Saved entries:
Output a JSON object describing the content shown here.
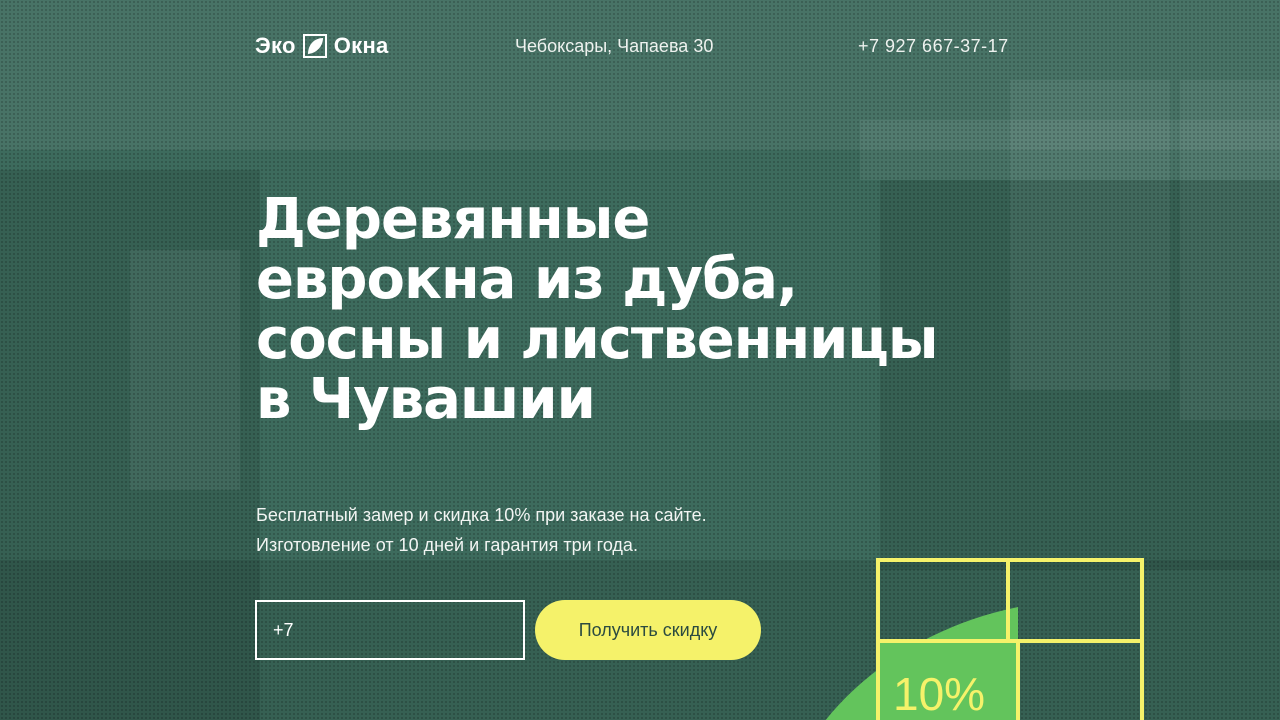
{
  "header": {
    "logo_left": "Эко",
    "logo_right": "Окна",
    "address": "Чебоксары, Чапаева 30",
    "phone": "+7 927 667-37-17"
  },
  "hero": {
    "title_lines": [
      "Деревянные",
      "еврокна из дуба,",
      "сосны и лиственницы",
      "в Чувашии"
    ],
    "subtitle_lines": [
      "Бесплатный замер и скидка 10% при заказе на сайте.",
      "Изготовление от 10 дней и гарантия три года."
    ]
  },
  "form": {
    "phone_value": "+7",
    "button_label": "Получить скидку"
  },
  "promo": {
    "discount": "10%"
  },
  "colors": {
    "background": "#3d6b5d",
    "accent_yellow": "#f5f26a",
    "leaf_green": "#63c45c",
    "text": "#ffffff"
  }
}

--- What to produce ---
Copy out all the records exactly, excluding pictures.

--- Solved problem ---
Output a JSON object describing the content shown here.
{
  "header": {
    "logo_left": "Эко",
    "logo_right": "Окна",
    "address": "Чебоксары, Чапаева 30",
    "phone": "+7 927 667-37-17"
  },
  "hero": {
    "title_lines": [
      "Деревянные",
      "еврокна из дуба,",
      "сосны и лиственницы",
      "в Чувашии"
    ],
    "subtitle_lines": [
      "Бесплатный замер и скидка 10% при заказе на сайте.",
      "Изготовление от 10 дней и гарантия три года."
    ]
  },
  "form": {
    "phone_value": "+7",
    "button_label": "Получить скидку"
  },
  "promo": {
    "discount": "10%"
  },
  "colors": {
    "background": "#3d6b5d",
    "accent_yellow": "#f5f26a",
    "leaf_green": "#63c45c",
    "text": "#ffffff"
  }
}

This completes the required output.